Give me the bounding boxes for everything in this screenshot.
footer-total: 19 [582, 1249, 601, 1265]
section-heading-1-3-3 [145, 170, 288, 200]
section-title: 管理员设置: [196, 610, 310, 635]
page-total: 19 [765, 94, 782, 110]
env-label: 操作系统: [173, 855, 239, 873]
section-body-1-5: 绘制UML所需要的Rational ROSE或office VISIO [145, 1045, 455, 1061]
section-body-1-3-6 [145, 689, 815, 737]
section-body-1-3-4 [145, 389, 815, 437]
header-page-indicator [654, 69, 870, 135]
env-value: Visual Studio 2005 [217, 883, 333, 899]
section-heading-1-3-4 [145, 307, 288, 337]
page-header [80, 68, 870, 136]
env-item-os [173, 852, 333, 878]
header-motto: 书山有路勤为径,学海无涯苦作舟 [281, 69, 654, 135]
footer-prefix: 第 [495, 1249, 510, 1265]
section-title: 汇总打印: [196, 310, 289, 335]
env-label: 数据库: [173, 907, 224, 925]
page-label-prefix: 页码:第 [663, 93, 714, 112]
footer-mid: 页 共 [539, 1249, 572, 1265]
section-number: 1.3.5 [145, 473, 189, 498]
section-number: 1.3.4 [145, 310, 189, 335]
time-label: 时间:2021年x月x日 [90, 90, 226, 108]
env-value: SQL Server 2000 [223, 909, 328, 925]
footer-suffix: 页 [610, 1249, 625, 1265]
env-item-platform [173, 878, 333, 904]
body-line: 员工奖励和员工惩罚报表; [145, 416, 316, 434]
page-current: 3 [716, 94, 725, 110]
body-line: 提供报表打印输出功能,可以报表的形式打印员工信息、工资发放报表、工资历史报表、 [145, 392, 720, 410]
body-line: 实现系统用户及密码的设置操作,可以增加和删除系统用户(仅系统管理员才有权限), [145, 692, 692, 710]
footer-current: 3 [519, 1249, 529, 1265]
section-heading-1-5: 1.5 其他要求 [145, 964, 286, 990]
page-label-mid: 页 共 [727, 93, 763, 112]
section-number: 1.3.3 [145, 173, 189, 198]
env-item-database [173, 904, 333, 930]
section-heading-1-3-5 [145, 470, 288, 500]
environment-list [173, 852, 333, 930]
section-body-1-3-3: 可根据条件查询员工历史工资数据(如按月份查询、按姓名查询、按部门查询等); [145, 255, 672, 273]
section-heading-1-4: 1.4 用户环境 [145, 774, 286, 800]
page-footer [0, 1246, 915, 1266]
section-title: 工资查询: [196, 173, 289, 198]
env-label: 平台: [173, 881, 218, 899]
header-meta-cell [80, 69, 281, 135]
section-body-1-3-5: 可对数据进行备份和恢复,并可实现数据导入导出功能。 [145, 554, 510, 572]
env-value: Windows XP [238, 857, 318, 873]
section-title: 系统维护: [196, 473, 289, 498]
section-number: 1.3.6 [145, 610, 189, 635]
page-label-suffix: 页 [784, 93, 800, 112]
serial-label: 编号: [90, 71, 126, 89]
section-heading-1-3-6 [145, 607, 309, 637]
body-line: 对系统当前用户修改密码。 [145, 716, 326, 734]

— EXERCISE REQUIREMENTS —
Copy every item above line for line, with no changes.

— COMPLETE ANSWER —
Give me the bounding boxes for everything in this screenshot.
footer-total: 19 [582, 1249, 601, 1265]
section-heading-1-3-3 [145, 170, 288, 200]
section-title: 管理员设置: [196, 610, 310, 635]
page-total: 19 [765, 94, 782, 110]
env-label: 操作系统: [173, 855, 239, 873]
section-body-1-5: 绘制UML所需要的Rational ROSE或office VISIO [145, 1045, 455, 1061]
section-body-1-3-6 [145, 689, 815, 737]
section-body-1-3-4 [145, 389, 815, 437]
header-page-indicator [654, 69, 870, 135]
env-value: Visual Studio 2005 [217, 883, 333, 899]
section-heading-1-3-4 [145, 307, 288, 337]
page-header [80, 68, 870, 136]
env-item-os [173, 852, 333, 878]
header-motto: 书山有路勤为径,学海无涯苦作舟 [281, 69, 654, 135]
footer-prefix: 第 [495, 1249, 510, 1265]
section-title: 汇总打印: [196, 310, 289, 335]
env-label: 数据库: [173, 907, 224, 925]
page-label-prefix: 页码:第 [663, 93, 714, 112]
footer-mid: 页 共 [539, 1249, 572, 1265]
section-number: 1.3.5 [145, 473, 189, 498]
section-number: 1.3.4 [145, 310, 189, 335]
time-label: 时间:2021年x月x日 [90, 90, 226, 108]
env-value: SQL Server 2000 [223, 909, 328, 925]
footer-suffix: 页 [610, 1249, 625, 1265]
env-item-platform [173, 878, 333, 904]
body-line: 员工奖励和员工惩罚报表; [145, 416, 316, 434]
page-current: 3 [716, 94, 725, 110]
body-line: 提供报表打印输出功能,可以报表的形式打印员工信息、工资发放报表、工资历史报表、 [145, 392, 720, 410]
body-line: 实现系统用户及密码的设置操作,可以增加和删除系统用户(仅系统管理员才有权限), [145, 692, 692, 710]
footer-current: 3 [519, 1249, 529, 1265]
section-heading-1-5: 1.5 其他要求 [145, 964, 286, 990]
page-label-mid: 页 共 [727, 93, 763, 112]
section-number: 1.3.3 [145, 173, 189, 198]
env-item-database [173, 904, 333, 930]
section-heading-1-3-5 [145, 470, 288, 500]
environment-list [173, 852, 333, 930]
section-body-1-3-3: 可根据条件查询员工历史工资数据(如按月份查询、按姓名查询、按部门查询等); [145, 255, 672, 273]
section-heading-1-4: 1.4 用户环境 [145, 774, 286, 800]
page-footer [0, 1246, 915, 1266]
section-title: 工资查询: [196, 173, 289, 198]
env-label: 平台: [173, 881, 218, 899]
header-meta-cell [80, 69, 281, 135]
section-body-1-3-5: 可对数据进行备份和恢复,并可实现数据导入导出功能。 [145, 554, 510, 572]
env-value: Windows XP [238, 857, 318, 873]
section-title: 系统维护: [196, 473, 289, 498]
section-number: 1.3.6 [145, 610, 189, 635]
page-label-suffix: 页 [784, 93, 800, 112]
serial-label: 编号: [90, 71, 126, 89]
section-heading-1-3-6 [145, 607, 309, 637]
body-line: 对系统当前用户修改密码。 [145, 716, 326, 734]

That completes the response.